▶ **Instruction**
Find the lines holding the word "Multi" and collect them.

▶ **Data shown**
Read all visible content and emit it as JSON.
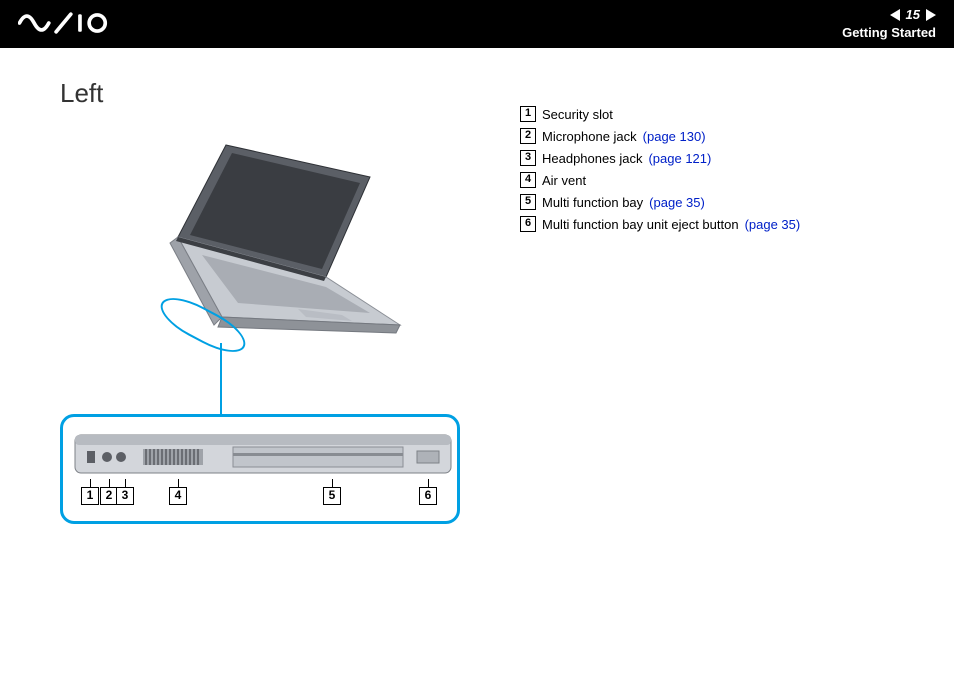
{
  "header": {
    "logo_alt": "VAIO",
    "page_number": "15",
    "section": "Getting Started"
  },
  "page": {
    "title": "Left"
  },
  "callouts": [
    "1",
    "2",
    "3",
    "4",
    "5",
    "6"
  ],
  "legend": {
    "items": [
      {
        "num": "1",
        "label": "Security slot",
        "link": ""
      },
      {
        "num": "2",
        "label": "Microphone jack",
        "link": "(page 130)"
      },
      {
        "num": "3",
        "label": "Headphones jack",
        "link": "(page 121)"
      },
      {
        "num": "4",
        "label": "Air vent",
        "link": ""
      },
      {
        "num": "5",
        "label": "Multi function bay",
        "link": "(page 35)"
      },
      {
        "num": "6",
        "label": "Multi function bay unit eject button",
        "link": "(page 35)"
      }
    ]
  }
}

▶ **Task answer**
        "label": "Multi function bay",
        "label": "Multi function bay unit eject button",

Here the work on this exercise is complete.